--- EXERCISE INPUT ---
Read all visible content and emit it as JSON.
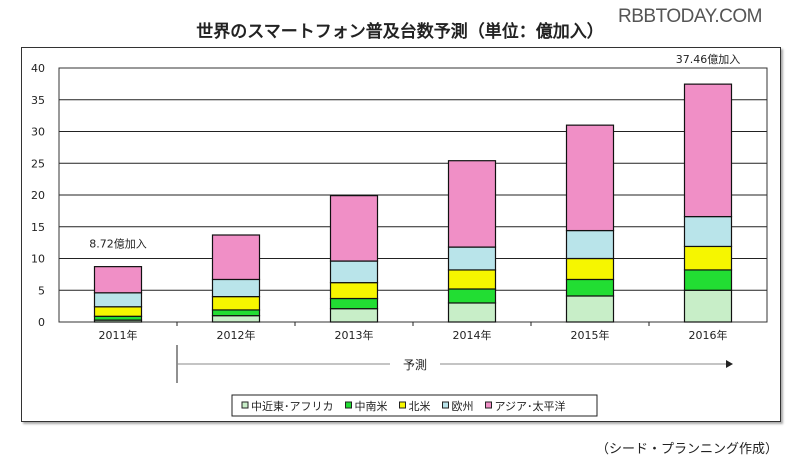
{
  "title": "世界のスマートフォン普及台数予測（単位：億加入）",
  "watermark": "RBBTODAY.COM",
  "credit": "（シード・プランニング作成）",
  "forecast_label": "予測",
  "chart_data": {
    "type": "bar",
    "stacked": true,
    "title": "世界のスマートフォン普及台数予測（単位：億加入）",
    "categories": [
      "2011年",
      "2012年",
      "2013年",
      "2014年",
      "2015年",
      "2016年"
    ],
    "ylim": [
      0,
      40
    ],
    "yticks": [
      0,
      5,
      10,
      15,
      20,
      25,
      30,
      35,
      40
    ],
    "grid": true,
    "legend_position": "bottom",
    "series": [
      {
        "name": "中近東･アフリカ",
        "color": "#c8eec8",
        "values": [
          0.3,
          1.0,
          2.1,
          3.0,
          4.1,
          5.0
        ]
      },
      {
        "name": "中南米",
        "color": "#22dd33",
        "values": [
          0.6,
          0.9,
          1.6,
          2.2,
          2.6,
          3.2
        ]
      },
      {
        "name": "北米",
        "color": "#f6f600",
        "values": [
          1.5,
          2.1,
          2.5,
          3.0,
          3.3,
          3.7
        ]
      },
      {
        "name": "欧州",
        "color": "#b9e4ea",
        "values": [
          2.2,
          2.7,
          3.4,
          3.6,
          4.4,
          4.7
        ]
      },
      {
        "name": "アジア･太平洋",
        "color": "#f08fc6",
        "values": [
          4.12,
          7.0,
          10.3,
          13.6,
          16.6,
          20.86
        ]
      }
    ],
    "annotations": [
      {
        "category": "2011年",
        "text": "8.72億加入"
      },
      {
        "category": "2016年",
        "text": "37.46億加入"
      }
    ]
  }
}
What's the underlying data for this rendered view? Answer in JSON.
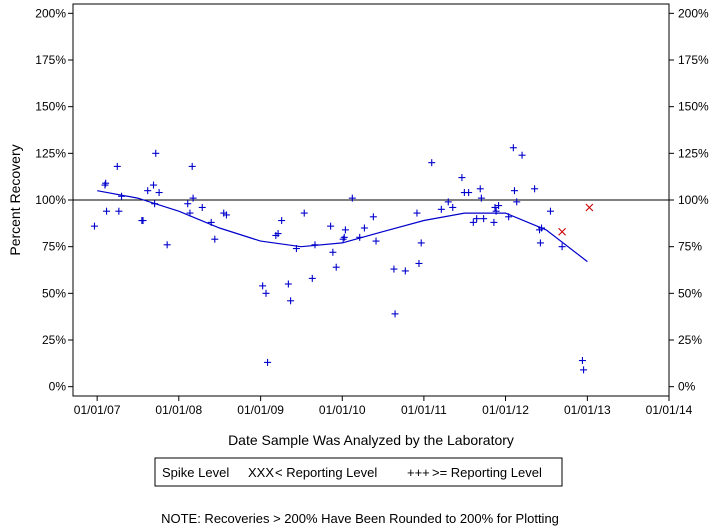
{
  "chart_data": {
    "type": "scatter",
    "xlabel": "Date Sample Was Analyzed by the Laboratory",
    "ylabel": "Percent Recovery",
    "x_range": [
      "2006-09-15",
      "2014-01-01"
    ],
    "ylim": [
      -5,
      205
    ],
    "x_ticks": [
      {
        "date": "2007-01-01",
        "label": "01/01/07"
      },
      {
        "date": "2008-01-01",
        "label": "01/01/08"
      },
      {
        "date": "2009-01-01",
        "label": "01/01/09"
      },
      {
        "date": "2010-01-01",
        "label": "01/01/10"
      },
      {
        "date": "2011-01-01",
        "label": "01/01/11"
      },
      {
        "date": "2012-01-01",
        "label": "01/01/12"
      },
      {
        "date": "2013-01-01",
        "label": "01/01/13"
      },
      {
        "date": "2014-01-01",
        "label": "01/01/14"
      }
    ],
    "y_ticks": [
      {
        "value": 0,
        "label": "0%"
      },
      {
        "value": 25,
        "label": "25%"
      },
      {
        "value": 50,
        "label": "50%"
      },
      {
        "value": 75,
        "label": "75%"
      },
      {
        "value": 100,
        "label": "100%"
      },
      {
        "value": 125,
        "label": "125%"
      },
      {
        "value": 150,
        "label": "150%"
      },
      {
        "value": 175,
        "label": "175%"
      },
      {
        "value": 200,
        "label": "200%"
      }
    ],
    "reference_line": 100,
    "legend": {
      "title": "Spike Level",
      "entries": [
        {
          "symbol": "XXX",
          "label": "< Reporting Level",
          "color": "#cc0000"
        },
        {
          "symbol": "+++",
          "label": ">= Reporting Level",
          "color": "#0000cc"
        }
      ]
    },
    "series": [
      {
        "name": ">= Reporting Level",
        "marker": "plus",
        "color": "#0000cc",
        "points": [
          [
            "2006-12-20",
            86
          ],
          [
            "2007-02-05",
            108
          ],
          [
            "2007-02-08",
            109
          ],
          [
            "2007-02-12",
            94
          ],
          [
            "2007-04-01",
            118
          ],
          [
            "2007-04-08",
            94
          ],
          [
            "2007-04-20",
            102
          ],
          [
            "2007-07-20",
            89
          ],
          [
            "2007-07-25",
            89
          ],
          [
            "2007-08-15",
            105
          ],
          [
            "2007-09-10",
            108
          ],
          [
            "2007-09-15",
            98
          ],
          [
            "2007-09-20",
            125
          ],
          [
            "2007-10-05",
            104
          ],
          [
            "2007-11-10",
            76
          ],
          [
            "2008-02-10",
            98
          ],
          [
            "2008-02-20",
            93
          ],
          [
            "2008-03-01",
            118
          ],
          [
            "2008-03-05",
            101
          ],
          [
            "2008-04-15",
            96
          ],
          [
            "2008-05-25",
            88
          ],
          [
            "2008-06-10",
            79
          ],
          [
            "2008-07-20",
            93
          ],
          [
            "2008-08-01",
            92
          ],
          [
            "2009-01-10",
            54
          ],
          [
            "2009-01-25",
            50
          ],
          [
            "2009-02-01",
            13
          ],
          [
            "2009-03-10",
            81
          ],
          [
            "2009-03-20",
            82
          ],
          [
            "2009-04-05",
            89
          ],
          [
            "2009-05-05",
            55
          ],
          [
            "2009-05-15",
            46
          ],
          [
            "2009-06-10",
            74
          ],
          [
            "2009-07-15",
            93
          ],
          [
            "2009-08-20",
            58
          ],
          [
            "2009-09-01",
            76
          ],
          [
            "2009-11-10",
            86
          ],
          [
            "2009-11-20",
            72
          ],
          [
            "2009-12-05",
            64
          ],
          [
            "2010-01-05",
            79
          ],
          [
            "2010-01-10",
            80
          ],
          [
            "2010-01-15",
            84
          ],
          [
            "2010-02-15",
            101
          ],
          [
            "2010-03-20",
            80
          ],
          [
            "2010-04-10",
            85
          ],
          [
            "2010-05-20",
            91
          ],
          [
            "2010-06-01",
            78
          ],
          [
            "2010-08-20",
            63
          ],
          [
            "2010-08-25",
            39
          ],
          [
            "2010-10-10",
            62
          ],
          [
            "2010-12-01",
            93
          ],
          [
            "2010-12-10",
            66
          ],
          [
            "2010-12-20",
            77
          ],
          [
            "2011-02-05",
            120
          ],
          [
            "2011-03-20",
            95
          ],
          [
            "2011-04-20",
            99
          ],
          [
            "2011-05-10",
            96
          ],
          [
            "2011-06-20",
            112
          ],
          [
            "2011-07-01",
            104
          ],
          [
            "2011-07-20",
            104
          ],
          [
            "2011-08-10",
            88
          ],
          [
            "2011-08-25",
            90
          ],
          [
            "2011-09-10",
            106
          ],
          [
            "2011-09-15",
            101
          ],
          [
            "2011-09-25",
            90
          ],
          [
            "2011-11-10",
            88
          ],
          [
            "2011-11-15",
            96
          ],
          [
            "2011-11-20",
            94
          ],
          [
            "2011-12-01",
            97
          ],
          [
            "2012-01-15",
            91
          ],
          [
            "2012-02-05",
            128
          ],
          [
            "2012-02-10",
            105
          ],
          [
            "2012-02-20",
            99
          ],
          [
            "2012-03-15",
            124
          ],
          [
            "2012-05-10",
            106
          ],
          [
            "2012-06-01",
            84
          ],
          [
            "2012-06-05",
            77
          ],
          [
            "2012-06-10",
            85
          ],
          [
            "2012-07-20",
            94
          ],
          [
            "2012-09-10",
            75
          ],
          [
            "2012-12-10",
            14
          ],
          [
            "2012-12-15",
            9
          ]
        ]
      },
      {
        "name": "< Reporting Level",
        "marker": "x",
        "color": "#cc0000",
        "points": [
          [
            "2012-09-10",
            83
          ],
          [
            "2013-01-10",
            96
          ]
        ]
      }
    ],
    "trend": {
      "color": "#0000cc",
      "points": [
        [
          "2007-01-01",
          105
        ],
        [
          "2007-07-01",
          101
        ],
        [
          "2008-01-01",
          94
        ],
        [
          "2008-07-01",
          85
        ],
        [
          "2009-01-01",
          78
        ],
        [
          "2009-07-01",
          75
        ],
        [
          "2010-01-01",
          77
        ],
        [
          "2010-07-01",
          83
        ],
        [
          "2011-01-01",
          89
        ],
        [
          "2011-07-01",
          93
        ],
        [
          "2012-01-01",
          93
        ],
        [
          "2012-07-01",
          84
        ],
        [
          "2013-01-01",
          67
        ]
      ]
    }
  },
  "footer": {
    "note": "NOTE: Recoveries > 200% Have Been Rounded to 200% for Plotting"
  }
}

* * *

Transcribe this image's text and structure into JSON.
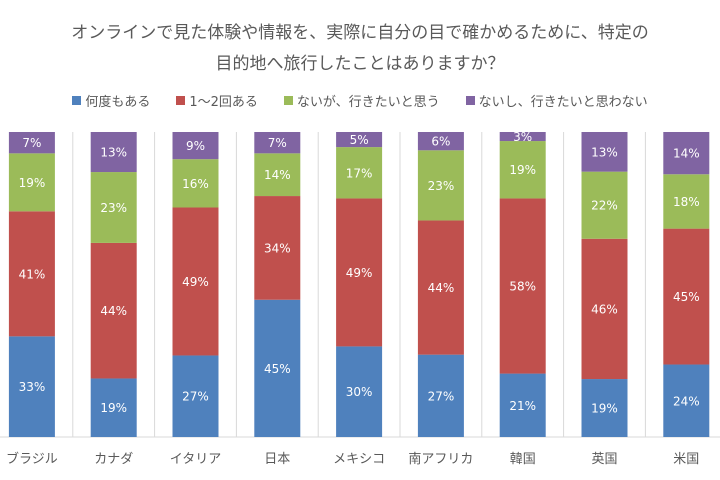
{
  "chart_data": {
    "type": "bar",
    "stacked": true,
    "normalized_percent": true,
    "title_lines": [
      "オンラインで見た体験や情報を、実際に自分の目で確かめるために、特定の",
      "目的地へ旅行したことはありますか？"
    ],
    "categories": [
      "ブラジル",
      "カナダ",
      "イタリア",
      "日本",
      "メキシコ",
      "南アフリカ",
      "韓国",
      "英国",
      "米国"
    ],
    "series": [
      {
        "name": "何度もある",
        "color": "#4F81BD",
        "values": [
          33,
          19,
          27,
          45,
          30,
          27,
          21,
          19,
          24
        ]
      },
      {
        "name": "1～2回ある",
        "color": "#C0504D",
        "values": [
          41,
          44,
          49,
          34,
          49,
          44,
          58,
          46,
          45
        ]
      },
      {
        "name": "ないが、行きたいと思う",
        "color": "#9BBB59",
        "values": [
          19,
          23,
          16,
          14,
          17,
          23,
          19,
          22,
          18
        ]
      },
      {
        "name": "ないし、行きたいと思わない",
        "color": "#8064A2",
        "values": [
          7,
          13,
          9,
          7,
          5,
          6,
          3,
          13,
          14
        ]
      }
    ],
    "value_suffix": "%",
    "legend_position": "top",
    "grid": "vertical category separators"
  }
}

--- PROBLEM DESCRIPTION ---
What is the number of lines in the data that hold the string "name"? Answer with the number only.

--- FINAL RESULT ---
11